AIM — Copy out all lines where "name" appears.

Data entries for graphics

%%

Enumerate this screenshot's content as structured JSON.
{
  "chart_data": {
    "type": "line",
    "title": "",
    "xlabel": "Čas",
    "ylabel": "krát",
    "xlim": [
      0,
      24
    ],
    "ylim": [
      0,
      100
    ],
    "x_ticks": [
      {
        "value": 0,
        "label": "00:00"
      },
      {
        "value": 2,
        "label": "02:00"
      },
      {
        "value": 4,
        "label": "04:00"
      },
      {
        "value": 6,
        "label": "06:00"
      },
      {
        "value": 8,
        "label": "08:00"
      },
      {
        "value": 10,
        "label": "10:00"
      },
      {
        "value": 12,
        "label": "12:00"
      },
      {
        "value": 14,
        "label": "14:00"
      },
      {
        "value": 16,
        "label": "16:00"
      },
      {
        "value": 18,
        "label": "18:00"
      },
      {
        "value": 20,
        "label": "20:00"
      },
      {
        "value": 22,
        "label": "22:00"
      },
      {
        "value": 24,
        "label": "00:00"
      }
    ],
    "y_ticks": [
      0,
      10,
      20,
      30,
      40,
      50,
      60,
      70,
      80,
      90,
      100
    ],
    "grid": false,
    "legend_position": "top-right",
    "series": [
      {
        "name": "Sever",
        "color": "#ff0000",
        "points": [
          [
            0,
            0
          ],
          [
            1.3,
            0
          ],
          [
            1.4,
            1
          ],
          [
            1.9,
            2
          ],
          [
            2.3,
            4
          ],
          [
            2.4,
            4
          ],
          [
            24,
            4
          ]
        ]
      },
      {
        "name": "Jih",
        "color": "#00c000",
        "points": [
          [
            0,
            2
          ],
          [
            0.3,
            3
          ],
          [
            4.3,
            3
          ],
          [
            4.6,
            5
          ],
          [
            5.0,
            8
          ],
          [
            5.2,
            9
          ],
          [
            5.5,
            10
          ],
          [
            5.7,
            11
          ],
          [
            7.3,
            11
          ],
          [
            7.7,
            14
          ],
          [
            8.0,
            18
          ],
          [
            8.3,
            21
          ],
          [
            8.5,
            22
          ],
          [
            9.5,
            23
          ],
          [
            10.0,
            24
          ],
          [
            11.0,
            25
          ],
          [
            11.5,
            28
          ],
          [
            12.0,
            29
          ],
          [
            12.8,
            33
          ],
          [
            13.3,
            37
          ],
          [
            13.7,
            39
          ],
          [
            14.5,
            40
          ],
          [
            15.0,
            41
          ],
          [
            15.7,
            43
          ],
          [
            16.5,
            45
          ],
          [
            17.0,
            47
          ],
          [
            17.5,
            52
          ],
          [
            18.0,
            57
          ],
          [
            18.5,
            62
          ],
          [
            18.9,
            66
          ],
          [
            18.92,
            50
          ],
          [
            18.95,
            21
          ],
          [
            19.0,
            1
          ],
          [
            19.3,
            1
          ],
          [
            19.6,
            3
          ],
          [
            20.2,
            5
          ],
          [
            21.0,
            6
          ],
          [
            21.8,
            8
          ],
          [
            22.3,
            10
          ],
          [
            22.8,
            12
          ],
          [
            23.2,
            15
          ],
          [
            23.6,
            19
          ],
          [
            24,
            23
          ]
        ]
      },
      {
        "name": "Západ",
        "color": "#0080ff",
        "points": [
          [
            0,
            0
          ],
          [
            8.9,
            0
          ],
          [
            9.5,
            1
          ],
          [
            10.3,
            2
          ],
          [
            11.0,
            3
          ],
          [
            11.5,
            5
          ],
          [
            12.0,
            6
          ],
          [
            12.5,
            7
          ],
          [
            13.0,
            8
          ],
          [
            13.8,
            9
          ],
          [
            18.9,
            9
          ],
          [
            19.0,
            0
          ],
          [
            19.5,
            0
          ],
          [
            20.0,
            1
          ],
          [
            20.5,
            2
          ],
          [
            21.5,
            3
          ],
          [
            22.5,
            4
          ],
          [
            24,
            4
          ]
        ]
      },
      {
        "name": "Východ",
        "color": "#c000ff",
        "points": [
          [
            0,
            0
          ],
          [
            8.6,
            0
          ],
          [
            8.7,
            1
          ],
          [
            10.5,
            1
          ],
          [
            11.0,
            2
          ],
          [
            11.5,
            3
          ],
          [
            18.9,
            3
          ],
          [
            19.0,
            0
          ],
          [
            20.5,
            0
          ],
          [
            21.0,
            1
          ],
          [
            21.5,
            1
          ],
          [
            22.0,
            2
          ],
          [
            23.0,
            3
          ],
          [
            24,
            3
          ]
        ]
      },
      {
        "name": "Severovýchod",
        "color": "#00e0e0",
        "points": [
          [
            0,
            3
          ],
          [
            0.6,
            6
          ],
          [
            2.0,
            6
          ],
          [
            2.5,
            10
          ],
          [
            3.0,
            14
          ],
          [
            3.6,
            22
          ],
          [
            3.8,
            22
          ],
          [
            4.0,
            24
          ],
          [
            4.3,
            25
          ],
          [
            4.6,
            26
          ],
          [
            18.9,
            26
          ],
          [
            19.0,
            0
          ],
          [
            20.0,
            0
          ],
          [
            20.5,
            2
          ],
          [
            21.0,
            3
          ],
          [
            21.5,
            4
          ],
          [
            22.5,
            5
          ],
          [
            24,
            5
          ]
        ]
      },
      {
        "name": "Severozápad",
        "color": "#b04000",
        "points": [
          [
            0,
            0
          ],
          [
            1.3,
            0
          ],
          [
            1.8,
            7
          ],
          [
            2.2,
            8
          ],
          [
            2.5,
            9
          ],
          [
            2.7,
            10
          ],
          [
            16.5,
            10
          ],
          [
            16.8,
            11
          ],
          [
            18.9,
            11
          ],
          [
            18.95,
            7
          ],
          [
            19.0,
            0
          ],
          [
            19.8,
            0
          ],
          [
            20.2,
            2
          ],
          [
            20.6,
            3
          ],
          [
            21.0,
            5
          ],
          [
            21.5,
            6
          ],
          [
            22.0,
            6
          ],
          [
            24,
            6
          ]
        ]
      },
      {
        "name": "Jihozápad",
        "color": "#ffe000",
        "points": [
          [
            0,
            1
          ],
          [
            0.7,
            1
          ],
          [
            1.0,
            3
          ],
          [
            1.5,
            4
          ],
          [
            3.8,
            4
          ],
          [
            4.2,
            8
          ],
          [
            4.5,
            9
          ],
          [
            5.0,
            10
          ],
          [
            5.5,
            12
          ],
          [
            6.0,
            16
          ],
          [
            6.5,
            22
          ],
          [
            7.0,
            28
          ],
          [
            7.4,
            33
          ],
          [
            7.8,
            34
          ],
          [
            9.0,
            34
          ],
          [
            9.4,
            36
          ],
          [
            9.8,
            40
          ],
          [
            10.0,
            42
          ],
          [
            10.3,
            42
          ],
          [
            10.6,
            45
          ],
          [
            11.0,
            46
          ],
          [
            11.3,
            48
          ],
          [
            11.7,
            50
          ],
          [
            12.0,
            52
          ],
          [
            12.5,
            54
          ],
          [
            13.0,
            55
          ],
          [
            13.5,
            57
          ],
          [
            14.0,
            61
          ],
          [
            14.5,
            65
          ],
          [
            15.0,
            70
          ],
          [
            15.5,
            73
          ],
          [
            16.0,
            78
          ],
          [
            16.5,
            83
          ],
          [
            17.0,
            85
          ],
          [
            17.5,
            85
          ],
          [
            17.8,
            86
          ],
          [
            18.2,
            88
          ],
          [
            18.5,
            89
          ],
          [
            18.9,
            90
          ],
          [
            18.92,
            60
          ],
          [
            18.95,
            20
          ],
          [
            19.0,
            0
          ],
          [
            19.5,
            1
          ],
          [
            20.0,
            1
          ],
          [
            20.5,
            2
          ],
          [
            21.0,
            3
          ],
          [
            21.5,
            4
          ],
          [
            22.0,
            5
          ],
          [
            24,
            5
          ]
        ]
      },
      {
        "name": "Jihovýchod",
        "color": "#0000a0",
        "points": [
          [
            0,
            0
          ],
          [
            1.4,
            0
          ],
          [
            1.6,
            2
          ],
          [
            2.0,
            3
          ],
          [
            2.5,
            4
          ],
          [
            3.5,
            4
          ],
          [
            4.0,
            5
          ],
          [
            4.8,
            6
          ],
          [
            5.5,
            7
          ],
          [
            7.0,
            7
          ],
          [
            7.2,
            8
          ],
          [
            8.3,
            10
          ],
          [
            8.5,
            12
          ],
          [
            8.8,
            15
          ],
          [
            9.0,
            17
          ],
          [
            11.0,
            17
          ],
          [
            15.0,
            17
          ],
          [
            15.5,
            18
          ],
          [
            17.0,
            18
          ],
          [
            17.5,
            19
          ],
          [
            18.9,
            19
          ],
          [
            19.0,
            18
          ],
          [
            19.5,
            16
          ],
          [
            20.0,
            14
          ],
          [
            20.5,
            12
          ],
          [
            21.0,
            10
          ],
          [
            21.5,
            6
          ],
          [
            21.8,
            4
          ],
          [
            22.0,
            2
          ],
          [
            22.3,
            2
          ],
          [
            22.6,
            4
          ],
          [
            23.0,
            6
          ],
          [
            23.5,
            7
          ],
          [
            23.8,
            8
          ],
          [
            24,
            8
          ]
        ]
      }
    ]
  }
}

%%

FINAL RESULT —
        "name": "Sever",
        "name": "Jih",
        "name": "Západ",
        "name": "Východ",
        "name": "Severovýchod",
        "name": "Severozápad",
        "name": "Jihozápad",
        "name": "Jihovýchod",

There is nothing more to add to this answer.